**SET PROBLEM:**
Entries follow. Set all of them down as they stand.

**RECORDED INFORMATION:**
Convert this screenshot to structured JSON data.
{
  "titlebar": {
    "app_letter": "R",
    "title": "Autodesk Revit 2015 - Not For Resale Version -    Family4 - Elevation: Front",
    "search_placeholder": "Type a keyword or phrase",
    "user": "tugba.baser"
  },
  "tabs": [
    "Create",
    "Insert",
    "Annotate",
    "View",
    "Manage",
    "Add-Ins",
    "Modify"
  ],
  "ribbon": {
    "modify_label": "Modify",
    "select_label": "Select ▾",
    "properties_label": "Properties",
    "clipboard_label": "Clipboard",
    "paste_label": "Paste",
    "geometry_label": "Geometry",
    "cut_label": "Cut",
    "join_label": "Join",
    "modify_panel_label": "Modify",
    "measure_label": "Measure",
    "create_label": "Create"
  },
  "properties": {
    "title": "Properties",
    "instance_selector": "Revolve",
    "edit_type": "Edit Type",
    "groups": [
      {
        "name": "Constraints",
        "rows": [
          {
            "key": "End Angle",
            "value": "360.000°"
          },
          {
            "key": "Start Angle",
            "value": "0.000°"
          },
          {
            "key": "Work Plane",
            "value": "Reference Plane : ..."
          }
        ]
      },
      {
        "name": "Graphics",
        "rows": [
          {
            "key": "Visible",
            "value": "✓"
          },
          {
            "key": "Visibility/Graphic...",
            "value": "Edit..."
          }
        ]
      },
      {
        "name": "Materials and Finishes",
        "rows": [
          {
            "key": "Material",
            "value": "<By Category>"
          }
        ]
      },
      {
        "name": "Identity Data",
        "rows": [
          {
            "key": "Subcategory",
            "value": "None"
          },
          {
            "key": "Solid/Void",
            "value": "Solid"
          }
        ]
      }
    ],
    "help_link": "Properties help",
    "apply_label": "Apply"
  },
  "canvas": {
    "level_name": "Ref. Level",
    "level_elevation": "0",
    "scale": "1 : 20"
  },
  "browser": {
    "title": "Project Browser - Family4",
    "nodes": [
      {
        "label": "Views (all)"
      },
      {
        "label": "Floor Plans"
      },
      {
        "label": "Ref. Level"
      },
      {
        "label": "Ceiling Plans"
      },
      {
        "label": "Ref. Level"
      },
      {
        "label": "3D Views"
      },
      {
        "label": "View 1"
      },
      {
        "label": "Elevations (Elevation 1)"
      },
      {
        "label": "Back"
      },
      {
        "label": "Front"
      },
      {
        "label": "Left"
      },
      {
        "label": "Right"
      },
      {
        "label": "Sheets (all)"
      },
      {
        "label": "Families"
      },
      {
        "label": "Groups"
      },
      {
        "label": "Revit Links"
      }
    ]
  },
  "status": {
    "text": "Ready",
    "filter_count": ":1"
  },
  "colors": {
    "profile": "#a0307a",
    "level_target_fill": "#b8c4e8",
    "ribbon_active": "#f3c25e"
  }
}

**SOLUTION TO THE PROBLEM:**
Convert this screenshot to structured JSON data.
{
  "titlebar": {
    "app_letter": "R",
    "title": "Autodesk Revit 2015 - Not For Resale Version -    Family4 - Elevation: Front",
    "search_placeholder": "Type a keyword or phrase",
    "user": "tugba.baser"
  },
  "tabs": [
    "Create",
    "Insert",
    "Annotate",
    "View",
    "Manage",
    "Add-Ins",
    "Modify"
  ],
  "ribbon": {
    "modify_label": "Modify",
    "select_label": "Select ▾",
    "properties_label": "Properties",
    "clipboard_label": "Clipboard",
    "paste_label": "Paste",
    "geometry_label": "Geometry",
    "cut_label": "Cut",
    "join_label": "Join",
    "modify_panel_label": "Modify",
    "measure_label": "Measure",
    "create_label": "Create"
  },
  "properties": {
    "title": "Properties",
    "instance_selector": "Revolve",
    "edit_type": "Edit Type",
    "groups": [
      {
        "name": "Constraints",
        "rows": [
          {
            "key": "End Angle",
            "value": "360.000°"
          },
          {
            "key": "Start Angle",
            "value": "0.000°"
          },
          {
            "key": "Work Plane",
            "value": "Reference Plane : ..."
          }
        ]
      },
      {
        "name": "Graphics",
        "rows": [
          {
            "key": "Visible",
            "value": "✓"
          },
          {
            "key": "Visibility/Graphic...",
            "value": "Edit..."
          }
        ]
      },
      {
        "name": "Materials and Finishes",
        "rows": [
          {
            "key": "Material",
            "value": "<By Category>"
          }
        ]
      },
      {
        "name": "Identity Data",
        "rows": [
          {
            "key": "Subcategory",
            "value": "None"
          },
          {
            "key": "Solid/Void",
            "value": "Solid"
          }
        ]
      }
    ],
    "help_link": "Properties help",
    "apply_label": "Apply"
  },
  "canvas": {
    "level_name": "Ref. Level",
    "level_elevation": "0",
    "scale": "1 : 20"
  },
  "browser": {
    "title": "Project Browser - Family4",
    "nodes": [
      {
        "label": "Views (all)"
      },
      {
        "label": "Floor Plans"
      },
      {
        "label": "Ref. Level"
      },
      {
        "label": "Ceiling Plans"
      },
      {
        "label": "Ref. Level"
      },
      {
        "label": "3D Views"
      },
      {
        "label": "View 1"
      },
      {
        "label": "Elevations (Elevation 1)"
      },
      {
        "label": "Back"
      },
      {
        "label": "Front"
      },
      {
        "label": "Left"
      },
      {
        "label": "Right"
      },
      {
        "label": "Sheets (all)"
      },
      {
        "label": "Families"
      },
      {
        "label": "Groups"
      },
      {
        "label": "Revit Links"
      }
    ]
  },
  "status": {
    "text": "Ready",
    "filter_count": ":1"
  },
  "colors": {
    "profile": "#a0307a",
    "level_target_fill": "#b8c4e8",
    "ribbon_active": "#f3c25e"
  }
}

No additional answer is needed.